== Provided entries ==
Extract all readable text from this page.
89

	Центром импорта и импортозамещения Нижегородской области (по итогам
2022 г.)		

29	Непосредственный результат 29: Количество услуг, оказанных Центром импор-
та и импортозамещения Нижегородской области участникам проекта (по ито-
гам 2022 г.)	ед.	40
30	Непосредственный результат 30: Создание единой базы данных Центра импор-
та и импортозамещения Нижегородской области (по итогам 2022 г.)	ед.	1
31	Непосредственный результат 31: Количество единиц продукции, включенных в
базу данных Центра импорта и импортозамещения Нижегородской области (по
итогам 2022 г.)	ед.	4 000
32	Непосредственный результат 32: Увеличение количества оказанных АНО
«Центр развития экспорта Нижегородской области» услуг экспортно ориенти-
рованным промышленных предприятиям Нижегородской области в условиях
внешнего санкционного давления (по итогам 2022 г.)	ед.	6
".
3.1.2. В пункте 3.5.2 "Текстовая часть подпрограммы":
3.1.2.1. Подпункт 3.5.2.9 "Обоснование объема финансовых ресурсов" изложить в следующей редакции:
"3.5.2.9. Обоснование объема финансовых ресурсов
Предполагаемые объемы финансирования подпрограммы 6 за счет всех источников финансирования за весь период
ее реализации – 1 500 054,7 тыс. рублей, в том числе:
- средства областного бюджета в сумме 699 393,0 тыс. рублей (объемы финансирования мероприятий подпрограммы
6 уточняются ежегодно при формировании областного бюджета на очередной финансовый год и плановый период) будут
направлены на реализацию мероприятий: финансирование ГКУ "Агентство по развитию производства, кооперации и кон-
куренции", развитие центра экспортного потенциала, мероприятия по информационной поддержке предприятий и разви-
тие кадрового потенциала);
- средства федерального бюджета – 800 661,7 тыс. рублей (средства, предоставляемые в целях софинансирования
===
(Stated exercise): Output the entries exactly.

(Task response):
Extract all readable text from this page.
89

	Центром импорта и импортозамещения Нижегородской области (по итогам
2022 г.)		

29	Непосредственный результат 29: Количество услуг, оказанных Центром импор-
та и импортозамещения Нижегородской области участникам проекта (по ито-
гам 2022 г.)	ед.	40
30	Непосредственный результат 30: Создание единой базы данных Центра импор-
та и импортозамещения Нижегородской области (по итогам 2022 г.)	ед.	1
31	Непосредственный результат 31: Количество единиц продукции, включенных в
базу данных Центра импорта и импортозамещения Нижегородской области (по
итогам 2022 г.)	ед.	4 000
32	Непосредственный результат 32: Увеличение количества оказанных АНО
«Центр развития экспорта Нижегородской области» услуг экспортно ориенти-
рованным промышленных предприятиям Нижегородской области в условиях
внешнего санкционного давления (по итогам 2022 г.)	ед.	6
".
3.1.2. В пункте 3.5.2 "Текстовая часть подпрограммы":
3.1.2.1. Подпункт 3.5.2.9 "Обоснование объема финансовых ресурсов" изложить в следующей редакции:
"3.5.2.9. Обоснование объема финансовых ресурсов
Предполагаемые объемы финансирования подпрограммы 6 за счет всех источников финансирования за весь период
ее реализации – 1 500 054,7 тыс. рублей, в том числе:
- средства областного бюджета в сумме 699 393,0 тыс. рублей (объемы финансирования мероприятий подпрограммы
6 уточняются ежегодно при формировании областного бюджета на очередной финансовый год и плановый период) будут
направлены на реализацию мероприятий: финансирование ГКУ "Агентство по развитию производства, кооперации и кон-
куренции", развитие центра экспортного потенциала, мероприятия по информационной поддержке предприятий и разви-
тие кадрового потенциала);
- средства федерального бюджета – 800 661,7 тыс. рублей (средства, предоставляемые в целях софинансирования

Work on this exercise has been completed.